◆ EXERCISE TASK:
Pick out every line with the word "Latinoamericano" and copy it.

◆ DATA PROVIDED:

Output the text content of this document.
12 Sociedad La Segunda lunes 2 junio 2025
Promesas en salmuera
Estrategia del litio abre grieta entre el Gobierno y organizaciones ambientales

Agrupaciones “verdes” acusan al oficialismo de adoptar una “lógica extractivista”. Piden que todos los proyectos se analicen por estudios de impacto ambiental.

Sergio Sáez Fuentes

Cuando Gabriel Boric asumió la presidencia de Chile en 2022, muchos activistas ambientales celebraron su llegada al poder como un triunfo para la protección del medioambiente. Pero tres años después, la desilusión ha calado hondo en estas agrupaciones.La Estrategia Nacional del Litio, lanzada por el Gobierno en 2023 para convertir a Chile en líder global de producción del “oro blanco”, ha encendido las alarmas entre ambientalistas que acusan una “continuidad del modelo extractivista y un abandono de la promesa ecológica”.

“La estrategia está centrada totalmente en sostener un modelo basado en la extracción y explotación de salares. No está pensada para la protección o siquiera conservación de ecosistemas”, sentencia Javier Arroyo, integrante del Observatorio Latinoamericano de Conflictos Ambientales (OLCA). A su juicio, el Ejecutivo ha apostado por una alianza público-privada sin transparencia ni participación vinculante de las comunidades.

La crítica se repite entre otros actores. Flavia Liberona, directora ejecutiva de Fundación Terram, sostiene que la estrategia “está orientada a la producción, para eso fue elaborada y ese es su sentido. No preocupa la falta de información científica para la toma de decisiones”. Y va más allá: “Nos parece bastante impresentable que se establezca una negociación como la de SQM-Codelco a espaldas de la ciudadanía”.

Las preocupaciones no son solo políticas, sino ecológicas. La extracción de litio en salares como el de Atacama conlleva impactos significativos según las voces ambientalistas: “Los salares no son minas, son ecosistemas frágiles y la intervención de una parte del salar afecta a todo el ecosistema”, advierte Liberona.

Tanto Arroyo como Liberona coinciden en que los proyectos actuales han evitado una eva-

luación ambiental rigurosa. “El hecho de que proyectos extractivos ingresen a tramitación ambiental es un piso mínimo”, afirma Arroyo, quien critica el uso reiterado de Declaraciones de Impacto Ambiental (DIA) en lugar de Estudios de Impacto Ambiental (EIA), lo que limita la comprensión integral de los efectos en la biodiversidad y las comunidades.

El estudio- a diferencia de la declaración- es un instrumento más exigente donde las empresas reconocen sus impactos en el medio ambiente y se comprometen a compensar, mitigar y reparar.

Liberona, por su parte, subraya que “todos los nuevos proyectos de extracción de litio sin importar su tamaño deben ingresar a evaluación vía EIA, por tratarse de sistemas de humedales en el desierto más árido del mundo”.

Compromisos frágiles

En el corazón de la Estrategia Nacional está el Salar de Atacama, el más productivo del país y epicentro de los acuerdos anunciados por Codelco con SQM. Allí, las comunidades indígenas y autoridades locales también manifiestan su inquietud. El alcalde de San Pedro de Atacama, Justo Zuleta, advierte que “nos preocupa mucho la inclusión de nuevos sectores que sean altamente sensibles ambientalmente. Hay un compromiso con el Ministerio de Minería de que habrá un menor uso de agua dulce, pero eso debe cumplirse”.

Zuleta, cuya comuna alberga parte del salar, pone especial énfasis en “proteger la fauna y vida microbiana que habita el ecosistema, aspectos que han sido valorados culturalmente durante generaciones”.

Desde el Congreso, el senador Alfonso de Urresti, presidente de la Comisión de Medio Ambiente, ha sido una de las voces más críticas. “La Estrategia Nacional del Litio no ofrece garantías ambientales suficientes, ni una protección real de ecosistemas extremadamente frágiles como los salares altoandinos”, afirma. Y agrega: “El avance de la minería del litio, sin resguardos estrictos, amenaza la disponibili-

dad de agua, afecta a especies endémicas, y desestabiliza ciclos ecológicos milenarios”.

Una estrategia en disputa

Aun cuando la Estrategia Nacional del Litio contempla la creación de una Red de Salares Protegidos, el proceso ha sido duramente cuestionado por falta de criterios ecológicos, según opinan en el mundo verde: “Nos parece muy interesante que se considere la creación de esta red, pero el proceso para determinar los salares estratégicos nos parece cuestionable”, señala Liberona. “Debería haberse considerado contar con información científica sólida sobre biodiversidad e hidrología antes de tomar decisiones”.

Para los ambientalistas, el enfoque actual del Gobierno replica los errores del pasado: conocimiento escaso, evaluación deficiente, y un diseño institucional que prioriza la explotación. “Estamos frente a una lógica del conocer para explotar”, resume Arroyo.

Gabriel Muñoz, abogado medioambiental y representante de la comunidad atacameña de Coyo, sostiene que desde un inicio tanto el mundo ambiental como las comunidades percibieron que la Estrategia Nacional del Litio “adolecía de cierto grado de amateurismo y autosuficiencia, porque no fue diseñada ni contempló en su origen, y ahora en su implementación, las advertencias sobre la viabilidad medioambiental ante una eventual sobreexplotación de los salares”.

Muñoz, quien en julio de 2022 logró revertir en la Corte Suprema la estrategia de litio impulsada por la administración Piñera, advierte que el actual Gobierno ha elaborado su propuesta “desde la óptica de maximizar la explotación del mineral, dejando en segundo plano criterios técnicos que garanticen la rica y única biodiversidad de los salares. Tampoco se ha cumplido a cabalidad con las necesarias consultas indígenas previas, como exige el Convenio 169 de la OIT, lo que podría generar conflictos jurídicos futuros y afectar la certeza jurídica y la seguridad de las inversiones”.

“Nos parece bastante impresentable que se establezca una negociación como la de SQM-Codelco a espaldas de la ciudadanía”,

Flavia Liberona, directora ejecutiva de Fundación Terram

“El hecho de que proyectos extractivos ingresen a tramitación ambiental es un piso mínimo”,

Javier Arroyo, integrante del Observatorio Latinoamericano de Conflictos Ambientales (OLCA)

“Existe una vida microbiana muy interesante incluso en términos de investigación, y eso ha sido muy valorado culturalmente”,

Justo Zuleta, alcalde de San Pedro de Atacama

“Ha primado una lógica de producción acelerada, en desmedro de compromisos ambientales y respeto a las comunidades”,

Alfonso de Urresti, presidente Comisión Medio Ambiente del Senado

◆ FINISHED ANSWER:
“La estrategia está centrada totalmente en sostener un modelo basado en la extracción y explotación de salares. No está pensada para la protección o siquiera conservación de ecosistemas”, sentencia Javier Arroyo, integrante del Observatorio Latinoamericano de Conflictos Ambientales (OLCA). A su juicio, el Ejecutivo ha apostado por una alianza público-privada sin transparencia ni participación vinculante de las comunidades.
Javier Arroyo, integrante del Observatorio Latinoamericano de Conflictos Ambientales (OLCA)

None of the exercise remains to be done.